◆ Problem description
Extract the lines that carry the string "JAVA工程师方向" from the listing.

• • •

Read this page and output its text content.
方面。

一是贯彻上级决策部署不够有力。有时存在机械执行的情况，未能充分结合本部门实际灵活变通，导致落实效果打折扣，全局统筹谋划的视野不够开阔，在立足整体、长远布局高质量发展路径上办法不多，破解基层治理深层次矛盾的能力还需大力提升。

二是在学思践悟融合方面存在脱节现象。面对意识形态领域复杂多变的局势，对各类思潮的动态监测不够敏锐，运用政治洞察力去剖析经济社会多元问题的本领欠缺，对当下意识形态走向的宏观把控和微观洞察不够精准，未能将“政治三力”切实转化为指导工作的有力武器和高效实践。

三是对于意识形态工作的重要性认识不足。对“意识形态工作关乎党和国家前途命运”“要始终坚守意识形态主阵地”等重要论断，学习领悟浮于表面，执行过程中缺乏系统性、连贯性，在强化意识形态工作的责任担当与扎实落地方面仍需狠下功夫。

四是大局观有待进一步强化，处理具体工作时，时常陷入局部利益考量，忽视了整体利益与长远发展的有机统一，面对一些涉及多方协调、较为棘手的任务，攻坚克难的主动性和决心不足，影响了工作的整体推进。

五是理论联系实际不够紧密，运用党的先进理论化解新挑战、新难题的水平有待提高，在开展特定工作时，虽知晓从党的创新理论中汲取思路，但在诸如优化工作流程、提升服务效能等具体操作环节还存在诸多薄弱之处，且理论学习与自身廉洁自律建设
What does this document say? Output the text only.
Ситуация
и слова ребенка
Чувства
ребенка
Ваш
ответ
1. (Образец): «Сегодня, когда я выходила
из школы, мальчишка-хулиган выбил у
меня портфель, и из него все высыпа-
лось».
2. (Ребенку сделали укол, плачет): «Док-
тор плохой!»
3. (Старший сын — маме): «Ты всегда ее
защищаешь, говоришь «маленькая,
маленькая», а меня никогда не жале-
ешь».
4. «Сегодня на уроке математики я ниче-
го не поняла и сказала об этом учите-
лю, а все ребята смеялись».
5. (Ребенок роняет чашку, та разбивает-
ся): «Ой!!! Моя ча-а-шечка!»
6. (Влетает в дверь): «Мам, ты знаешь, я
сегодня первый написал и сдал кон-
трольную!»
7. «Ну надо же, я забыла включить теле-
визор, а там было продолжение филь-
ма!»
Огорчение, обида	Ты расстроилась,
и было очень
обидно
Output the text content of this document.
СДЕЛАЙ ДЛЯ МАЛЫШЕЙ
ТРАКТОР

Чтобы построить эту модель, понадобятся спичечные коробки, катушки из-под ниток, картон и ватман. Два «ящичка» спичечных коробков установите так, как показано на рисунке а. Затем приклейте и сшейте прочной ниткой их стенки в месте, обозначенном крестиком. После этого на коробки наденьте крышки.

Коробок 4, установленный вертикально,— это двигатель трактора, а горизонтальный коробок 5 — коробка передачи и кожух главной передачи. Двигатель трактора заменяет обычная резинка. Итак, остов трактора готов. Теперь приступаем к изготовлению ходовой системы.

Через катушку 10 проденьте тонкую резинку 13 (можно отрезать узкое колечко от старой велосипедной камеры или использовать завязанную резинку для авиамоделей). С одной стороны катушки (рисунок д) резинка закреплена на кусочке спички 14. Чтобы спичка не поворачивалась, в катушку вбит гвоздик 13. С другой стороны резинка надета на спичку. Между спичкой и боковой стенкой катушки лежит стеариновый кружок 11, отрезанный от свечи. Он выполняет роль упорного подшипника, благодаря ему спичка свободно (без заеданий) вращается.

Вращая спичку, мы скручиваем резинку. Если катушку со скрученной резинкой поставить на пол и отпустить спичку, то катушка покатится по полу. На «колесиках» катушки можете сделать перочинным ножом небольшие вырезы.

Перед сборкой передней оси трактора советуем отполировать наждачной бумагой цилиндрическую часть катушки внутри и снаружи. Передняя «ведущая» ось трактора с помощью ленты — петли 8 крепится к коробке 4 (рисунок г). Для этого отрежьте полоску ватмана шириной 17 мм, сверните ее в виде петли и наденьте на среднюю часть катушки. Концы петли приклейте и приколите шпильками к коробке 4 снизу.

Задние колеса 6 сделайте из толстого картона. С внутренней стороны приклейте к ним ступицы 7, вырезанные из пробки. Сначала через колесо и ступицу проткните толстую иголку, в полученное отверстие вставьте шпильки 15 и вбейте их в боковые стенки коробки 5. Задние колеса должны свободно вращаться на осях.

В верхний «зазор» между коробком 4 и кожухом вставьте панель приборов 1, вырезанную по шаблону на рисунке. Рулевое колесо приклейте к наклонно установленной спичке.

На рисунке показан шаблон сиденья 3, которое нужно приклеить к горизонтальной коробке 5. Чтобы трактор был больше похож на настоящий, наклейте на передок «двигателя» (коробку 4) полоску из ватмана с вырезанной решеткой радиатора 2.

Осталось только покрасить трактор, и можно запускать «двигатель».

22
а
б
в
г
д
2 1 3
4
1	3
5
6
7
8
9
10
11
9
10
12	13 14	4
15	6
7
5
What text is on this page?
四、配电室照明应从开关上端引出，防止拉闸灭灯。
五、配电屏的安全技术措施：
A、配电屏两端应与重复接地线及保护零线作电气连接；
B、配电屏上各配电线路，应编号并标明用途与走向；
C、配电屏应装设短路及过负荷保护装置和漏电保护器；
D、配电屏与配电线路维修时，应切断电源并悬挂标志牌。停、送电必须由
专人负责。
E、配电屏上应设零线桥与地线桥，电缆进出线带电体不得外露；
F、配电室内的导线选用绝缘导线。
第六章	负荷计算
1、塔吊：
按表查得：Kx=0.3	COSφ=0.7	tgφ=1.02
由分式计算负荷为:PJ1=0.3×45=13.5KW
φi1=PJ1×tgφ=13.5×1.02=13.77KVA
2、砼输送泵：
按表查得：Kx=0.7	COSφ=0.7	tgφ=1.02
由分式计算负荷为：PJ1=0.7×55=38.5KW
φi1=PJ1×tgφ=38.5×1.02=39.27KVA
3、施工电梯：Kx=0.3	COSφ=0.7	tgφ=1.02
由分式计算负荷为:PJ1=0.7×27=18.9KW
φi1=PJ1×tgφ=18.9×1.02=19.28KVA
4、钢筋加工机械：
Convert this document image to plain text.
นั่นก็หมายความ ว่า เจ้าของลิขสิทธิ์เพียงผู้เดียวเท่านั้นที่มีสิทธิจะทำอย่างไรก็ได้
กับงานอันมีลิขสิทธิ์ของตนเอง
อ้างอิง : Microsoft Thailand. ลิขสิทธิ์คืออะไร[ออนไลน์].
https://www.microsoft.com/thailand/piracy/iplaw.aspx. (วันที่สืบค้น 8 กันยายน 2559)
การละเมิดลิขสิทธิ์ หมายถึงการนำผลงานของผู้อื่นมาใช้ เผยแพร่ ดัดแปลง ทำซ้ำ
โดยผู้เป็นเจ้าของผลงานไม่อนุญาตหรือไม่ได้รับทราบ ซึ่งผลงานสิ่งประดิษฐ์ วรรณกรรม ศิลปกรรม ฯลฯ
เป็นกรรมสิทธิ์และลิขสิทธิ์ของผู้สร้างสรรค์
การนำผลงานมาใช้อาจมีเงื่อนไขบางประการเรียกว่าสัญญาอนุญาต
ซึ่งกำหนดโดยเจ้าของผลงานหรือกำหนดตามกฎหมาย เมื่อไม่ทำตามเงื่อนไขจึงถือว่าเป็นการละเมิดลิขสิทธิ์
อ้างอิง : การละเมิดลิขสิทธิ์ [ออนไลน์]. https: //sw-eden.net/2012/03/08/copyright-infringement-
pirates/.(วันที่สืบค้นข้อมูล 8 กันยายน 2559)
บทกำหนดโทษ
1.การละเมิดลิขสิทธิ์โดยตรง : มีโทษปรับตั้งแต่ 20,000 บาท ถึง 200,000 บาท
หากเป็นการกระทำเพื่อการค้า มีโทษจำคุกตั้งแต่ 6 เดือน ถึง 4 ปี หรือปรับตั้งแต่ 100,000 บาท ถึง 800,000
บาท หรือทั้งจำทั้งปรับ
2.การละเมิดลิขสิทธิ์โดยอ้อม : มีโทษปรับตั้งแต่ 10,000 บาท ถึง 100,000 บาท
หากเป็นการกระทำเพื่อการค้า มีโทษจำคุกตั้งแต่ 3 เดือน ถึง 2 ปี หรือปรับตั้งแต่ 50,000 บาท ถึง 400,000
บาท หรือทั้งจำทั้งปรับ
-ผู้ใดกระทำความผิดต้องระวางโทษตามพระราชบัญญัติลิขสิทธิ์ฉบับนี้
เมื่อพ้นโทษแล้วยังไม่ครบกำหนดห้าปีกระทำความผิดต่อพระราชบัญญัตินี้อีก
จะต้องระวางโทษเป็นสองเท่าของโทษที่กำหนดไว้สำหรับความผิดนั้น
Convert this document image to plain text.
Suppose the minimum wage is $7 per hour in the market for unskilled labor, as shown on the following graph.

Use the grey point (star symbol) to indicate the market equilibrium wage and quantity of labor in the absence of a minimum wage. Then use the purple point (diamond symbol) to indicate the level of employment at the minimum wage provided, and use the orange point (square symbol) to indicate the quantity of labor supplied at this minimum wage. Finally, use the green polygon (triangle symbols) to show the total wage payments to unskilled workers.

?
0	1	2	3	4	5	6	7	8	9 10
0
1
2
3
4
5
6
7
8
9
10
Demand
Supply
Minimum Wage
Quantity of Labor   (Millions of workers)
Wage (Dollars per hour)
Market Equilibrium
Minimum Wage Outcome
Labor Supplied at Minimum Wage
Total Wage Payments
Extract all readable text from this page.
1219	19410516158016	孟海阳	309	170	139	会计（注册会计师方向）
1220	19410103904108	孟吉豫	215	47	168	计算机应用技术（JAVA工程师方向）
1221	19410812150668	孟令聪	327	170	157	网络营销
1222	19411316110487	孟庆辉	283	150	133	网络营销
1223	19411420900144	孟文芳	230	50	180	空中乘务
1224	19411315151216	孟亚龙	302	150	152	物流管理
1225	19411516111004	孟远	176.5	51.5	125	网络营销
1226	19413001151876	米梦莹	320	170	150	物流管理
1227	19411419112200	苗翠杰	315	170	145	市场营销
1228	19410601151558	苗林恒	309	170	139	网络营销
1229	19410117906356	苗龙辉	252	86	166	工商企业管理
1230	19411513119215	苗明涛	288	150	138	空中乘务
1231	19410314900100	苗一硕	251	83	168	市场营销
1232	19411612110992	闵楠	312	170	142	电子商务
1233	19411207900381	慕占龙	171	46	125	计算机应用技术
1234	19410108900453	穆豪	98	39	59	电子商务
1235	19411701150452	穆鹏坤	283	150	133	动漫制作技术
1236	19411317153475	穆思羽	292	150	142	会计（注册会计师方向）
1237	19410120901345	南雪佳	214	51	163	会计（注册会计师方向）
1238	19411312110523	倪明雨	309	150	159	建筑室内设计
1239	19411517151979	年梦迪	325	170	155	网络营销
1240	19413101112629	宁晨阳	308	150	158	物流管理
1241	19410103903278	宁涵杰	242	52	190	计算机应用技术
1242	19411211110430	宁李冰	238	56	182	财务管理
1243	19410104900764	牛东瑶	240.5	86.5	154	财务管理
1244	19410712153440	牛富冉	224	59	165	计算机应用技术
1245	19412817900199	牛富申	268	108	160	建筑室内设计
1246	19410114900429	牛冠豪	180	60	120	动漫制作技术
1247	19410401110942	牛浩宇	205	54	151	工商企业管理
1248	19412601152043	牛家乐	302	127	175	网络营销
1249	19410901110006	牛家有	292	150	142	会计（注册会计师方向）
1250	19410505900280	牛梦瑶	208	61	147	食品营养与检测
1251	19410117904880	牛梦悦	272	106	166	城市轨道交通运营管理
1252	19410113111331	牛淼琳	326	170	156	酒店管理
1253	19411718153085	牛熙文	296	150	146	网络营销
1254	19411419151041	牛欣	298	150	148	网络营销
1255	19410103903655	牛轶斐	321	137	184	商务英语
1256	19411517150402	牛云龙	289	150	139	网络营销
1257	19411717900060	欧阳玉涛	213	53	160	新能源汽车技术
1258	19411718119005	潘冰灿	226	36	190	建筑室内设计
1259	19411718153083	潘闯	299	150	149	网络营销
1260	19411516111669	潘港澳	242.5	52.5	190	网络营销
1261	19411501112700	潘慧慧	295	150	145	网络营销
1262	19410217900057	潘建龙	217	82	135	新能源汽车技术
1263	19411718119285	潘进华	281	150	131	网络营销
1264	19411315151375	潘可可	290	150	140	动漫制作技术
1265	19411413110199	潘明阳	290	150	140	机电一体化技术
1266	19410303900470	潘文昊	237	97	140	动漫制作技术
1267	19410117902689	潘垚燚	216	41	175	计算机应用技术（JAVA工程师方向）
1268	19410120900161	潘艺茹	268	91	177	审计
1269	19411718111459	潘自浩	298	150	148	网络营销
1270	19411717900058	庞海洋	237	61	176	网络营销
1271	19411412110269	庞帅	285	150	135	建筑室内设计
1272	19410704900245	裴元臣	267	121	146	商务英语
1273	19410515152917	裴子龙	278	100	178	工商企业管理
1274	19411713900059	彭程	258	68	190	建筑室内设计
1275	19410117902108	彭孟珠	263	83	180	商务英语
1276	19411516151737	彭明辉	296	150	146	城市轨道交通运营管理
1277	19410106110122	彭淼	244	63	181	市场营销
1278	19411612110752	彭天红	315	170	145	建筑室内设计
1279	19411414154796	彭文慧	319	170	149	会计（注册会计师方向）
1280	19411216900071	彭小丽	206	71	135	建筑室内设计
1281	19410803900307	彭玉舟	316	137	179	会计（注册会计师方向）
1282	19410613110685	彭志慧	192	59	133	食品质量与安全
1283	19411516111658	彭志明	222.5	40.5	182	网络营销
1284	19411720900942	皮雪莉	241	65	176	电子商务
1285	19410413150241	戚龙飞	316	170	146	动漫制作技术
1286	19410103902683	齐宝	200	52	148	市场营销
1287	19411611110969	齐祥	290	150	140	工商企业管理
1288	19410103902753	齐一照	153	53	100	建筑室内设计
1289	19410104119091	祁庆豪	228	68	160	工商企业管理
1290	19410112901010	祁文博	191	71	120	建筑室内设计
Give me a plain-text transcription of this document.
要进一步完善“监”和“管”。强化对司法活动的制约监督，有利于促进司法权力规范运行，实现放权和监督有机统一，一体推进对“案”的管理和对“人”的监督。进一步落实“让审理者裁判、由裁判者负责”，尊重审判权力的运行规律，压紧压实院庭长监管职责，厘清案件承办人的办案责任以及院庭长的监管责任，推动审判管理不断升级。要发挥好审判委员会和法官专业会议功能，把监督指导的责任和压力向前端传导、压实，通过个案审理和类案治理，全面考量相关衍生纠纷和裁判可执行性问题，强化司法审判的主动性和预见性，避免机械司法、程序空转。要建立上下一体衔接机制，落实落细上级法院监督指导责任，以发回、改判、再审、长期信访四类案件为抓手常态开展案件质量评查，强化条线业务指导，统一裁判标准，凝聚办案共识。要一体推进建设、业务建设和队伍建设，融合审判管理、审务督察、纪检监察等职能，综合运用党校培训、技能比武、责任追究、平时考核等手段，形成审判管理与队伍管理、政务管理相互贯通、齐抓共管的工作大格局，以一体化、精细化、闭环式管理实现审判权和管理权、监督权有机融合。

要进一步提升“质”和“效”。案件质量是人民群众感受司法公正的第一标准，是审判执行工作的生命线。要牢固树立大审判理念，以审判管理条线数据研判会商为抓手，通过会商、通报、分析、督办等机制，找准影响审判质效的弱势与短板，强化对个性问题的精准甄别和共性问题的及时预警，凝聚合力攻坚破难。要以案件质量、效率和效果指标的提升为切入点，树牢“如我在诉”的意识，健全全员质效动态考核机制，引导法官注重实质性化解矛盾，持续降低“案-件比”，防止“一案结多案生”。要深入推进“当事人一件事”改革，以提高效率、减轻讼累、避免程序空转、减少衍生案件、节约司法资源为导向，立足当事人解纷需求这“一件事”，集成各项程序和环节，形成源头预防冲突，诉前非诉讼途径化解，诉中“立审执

• • •

◆ Solved exercise
1220	19410103904108	孟吉豫	215	47	168	计算机应用技术（JAVA工程师方向）
1267	19410117902689	潘垚燚	216	41	175	计算机应用技术（JAVA工程师方向）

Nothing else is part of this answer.